Goal
Using the records provided below, locate and copy each line that contains the word "продуктивности".

-- BEGIN --

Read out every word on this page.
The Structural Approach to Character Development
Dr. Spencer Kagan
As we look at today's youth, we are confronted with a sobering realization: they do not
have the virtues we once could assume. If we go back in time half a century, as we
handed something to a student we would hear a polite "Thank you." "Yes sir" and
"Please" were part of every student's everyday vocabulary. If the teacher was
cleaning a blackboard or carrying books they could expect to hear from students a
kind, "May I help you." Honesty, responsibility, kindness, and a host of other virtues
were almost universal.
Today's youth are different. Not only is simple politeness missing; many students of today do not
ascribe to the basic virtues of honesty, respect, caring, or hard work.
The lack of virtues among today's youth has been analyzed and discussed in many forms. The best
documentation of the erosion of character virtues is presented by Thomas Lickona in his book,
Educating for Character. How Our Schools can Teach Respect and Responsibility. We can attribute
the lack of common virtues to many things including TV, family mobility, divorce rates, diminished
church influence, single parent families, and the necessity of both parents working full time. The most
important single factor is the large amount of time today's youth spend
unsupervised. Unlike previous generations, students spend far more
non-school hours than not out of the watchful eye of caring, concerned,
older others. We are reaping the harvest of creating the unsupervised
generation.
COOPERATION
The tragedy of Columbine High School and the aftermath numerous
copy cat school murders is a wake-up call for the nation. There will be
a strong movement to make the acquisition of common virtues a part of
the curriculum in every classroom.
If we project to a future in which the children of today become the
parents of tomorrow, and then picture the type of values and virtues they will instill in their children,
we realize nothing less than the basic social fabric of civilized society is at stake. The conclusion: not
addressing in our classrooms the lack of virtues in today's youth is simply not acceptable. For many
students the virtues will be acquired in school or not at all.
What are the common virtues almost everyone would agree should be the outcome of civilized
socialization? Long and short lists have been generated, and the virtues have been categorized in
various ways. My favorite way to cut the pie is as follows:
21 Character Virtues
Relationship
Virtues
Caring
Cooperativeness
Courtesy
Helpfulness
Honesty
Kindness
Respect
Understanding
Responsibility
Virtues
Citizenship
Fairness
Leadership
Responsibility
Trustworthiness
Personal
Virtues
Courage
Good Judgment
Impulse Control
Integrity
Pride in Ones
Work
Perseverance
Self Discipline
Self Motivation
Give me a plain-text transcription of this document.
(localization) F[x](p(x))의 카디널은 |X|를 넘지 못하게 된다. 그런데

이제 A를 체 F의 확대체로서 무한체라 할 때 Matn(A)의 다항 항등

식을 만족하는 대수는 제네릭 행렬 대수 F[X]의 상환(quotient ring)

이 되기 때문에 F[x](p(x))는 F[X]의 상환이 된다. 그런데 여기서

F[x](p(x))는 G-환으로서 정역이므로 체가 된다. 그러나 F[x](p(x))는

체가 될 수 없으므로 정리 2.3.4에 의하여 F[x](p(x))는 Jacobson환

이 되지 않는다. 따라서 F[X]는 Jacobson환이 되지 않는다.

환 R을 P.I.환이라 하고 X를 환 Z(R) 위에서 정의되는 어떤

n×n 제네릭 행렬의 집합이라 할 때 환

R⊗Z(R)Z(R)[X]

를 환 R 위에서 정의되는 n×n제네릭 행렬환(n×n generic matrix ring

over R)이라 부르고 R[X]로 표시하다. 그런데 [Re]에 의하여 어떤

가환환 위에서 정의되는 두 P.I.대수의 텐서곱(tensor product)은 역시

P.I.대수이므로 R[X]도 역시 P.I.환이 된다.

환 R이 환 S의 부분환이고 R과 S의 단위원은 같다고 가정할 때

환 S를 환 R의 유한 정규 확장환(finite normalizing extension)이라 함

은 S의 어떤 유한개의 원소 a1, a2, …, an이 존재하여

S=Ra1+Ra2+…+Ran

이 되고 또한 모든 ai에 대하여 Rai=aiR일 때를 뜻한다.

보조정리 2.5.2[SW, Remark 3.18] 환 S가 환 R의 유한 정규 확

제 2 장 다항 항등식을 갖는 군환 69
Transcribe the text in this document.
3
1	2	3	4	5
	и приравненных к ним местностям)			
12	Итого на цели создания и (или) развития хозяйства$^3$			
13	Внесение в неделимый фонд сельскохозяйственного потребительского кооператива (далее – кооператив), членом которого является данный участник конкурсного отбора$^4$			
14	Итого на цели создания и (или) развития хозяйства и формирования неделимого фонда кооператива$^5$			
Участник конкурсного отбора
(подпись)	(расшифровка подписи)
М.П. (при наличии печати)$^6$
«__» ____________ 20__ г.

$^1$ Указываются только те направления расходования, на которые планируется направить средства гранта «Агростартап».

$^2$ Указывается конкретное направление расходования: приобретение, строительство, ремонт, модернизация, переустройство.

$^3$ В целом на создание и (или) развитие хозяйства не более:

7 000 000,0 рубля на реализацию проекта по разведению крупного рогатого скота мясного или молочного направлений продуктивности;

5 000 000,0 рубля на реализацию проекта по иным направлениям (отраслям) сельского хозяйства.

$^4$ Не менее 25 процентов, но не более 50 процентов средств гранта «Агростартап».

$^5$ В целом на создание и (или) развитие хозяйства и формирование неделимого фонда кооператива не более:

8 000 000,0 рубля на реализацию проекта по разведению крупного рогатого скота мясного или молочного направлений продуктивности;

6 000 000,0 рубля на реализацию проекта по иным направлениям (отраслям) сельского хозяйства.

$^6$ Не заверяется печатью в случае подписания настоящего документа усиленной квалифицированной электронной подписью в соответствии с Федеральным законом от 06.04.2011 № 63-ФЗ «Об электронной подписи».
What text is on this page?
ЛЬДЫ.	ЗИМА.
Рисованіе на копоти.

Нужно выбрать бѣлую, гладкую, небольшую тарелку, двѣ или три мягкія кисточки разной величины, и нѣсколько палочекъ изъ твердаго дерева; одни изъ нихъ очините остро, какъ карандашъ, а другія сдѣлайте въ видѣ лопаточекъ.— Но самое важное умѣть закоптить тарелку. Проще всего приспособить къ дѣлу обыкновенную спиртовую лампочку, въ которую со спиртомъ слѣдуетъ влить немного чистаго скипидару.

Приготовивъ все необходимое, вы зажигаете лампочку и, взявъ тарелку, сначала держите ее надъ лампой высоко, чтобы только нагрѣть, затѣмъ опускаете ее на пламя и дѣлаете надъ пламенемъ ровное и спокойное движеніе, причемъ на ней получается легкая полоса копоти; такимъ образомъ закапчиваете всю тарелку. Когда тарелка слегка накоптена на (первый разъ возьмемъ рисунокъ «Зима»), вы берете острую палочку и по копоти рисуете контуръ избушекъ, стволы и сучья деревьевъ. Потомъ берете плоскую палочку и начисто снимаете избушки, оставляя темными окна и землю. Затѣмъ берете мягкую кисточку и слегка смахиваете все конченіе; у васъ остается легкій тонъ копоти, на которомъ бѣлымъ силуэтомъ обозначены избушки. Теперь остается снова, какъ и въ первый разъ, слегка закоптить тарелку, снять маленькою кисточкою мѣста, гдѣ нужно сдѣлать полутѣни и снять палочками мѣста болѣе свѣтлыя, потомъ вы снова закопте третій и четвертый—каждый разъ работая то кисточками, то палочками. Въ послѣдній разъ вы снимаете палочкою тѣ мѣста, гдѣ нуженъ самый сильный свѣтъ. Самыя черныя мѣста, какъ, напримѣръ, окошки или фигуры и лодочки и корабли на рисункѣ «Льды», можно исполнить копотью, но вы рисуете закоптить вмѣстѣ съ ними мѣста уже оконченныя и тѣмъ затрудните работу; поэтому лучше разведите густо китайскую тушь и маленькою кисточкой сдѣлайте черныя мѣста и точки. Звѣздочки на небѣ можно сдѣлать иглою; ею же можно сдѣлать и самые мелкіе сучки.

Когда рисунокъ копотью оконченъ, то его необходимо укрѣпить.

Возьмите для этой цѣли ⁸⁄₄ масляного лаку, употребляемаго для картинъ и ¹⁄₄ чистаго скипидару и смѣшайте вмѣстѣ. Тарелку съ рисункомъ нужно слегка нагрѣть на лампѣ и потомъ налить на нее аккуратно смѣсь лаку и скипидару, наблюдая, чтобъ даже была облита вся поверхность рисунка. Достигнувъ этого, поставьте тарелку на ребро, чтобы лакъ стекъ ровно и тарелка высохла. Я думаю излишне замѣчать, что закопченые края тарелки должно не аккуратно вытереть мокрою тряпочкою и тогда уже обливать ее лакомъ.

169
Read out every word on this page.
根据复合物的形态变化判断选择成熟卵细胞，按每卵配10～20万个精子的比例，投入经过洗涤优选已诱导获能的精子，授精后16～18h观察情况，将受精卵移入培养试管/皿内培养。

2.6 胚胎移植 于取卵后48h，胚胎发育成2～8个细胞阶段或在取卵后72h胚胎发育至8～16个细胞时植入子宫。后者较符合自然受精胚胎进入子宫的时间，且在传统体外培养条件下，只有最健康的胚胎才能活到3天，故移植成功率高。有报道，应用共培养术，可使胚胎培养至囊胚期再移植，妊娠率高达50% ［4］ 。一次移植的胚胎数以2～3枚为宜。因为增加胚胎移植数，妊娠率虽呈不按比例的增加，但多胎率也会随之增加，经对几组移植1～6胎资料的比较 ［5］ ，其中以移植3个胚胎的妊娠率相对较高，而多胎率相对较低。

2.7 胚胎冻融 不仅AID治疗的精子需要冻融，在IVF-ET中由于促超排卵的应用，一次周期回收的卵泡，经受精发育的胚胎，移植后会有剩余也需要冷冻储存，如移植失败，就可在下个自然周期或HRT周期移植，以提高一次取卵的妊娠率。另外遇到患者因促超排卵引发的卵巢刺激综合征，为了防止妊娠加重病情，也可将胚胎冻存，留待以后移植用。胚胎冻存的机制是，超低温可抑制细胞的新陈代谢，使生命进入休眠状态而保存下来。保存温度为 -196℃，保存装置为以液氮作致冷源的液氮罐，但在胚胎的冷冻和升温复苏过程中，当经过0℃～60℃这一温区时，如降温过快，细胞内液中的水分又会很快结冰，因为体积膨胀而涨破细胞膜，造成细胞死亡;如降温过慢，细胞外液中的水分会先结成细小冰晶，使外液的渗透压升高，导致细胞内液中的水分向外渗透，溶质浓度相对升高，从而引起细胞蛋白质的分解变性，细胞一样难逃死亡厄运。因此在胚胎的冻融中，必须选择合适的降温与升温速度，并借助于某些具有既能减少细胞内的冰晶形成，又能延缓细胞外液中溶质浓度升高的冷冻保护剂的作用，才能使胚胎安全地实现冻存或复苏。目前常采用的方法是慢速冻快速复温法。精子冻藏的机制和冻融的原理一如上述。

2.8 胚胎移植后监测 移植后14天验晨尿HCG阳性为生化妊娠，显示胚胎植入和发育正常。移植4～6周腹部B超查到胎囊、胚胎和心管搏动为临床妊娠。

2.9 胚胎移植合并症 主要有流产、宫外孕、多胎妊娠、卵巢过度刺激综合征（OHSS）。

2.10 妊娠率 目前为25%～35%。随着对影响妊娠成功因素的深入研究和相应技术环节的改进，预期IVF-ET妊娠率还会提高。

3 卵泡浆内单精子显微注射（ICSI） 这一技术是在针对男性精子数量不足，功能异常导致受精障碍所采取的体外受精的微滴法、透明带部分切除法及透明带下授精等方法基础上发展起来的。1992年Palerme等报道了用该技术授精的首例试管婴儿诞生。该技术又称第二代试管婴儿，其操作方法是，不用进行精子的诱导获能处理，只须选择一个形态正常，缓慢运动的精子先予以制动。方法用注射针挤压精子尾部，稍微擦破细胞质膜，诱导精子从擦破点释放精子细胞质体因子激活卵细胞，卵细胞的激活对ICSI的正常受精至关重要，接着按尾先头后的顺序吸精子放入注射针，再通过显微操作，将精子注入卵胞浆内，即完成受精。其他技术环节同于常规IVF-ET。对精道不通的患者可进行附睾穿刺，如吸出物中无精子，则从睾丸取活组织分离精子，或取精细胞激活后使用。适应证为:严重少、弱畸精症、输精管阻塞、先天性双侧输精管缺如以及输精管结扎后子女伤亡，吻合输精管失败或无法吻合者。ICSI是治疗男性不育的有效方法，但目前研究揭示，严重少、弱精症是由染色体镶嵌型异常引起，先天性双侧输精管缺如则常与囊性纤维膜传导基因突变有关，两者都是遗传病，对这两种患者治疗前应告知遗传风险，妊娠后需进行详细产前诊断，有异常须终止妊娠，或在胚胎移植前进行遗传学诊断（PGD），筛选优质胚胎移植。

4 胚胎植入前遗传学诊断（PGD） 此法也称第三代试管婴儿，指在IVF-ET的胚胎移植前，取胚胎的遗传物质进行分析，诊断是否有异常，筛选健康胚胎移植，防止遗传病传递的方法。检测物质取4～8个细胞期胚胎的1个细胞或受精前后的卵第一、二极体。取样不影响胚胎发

-- END --

Result of this task
7 000 000,0 рубля на реализацию проекта по разведению крупного рогатого скота мясного или молочного направлений продуктивности;
8 000 000,0 рубля на реализацию проекта по разведению крупного рогатого скота мясного или молочного направлений продуктивности;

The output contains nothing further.